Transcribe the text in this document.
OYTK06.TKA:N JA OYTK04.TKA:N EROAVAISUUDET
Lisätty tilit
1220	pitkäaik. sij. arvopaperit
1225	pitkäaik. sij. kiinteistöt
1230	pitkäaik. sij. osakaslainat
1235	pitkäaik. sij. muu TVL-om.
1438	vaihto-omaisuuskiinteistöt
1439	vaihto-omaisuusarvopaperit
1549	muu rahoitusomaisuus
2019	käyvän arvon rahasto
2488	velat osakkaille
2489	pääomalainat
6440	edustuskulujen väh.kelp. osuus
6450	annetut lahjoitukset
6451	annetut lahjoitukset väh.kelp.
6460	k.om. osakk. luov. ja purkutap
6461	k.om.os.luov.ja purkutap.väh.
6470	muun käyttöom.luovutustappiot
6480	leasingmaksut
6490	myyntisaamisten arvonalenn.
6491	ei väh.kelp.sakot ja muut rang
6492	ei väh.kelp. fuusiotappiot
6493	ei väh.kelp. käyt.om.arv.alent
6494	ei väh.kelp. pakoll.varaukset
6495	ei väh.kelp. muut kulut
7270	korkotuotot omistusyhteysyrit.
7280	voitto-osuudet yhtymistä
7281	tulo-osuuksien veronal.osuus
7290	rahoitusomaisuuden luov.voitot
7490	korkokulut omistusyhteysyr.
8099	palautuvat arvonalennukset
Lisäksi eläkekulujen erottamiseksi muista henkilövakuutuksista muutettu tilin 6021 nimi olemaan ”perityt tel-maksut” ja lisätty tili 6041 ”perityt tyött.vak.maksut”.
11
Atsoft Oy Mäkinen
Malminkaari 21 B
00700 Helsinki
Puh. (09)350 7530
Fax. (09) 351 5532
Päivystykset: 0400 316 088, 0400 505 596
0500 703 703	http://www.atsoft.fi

○ ○ ○ ○

[REQUIRED WORK] Retype the listing. Match it exactly.

[OUTPUT]
Transcribe the text in this document.
OYTK06.TKA:N JA OYTK04.TKA:N EROAVAISUUDET
Lisätty tilit
1220	pitkäaik. sij. arvopaperit
1225	pitkäaik. sij. kiinteistöt
1230	pitkäaik. sij. osakaslainat
1235	pitkäaik. sij. muu TVL-om.
1438	vaihto-omaisuuskiinteistöt
1439	vaihto-omaisuusarvopaperit
1549	muu rahoitusomaisuus
2019	käyvän arvon rahasto
2488	velat osakkaille
2489	pääomalainat
6440	edustuskulujen väh.kelp. osuus
6450	annetut lahjoitukset
6451	annetut lahjoitukset väh.kelp.
6460	k.om. osakk. luov. ja purkutap
6461	k.om.os.luov.ja purkutap.väh.
6470	muun käyttöom.luovutustappiot
6480	leasingmaksut
6490	myyntisaamisten arvonalenn.
6491	ei väh.kelp.sakot ja muut rang
6492	ei väh.kelp. fuusiotappiot
6493	ei väh.kelp. käyt.om.arv.alent
6494	ei väh.kelp. pakoll.varaukset
6495	ei väh.kelp. muut kulut
7270	korkotuotot omistusyhteysyrit.
7280	voitto-osuudet yhtymistä
7281	tulo-osuuksien veronal.osuus
7290	rahoitusomaisuuden luov.voitot
7490	korkokulut omistusyhteysyr.
8099	palautuvat arvonalennukset
Lisäksi eläkekulujen erottamiseksi muista henkilövakuutuksista muutettu tilin 6021 nimi olemaan ”perityt tel-maksut” ja lisätty tili 6041 ”perityt tyött.vak.maksut”.
11
Atsoft Oy Mäkinen
Malminkaari 21 B
00700 Helsinki
Puh. (09)350 7530
Fax. (09) 351 5532
Päivystykset: 0400 316 088, 0400 505 596
0500 703 703	http://www.atsoft.fi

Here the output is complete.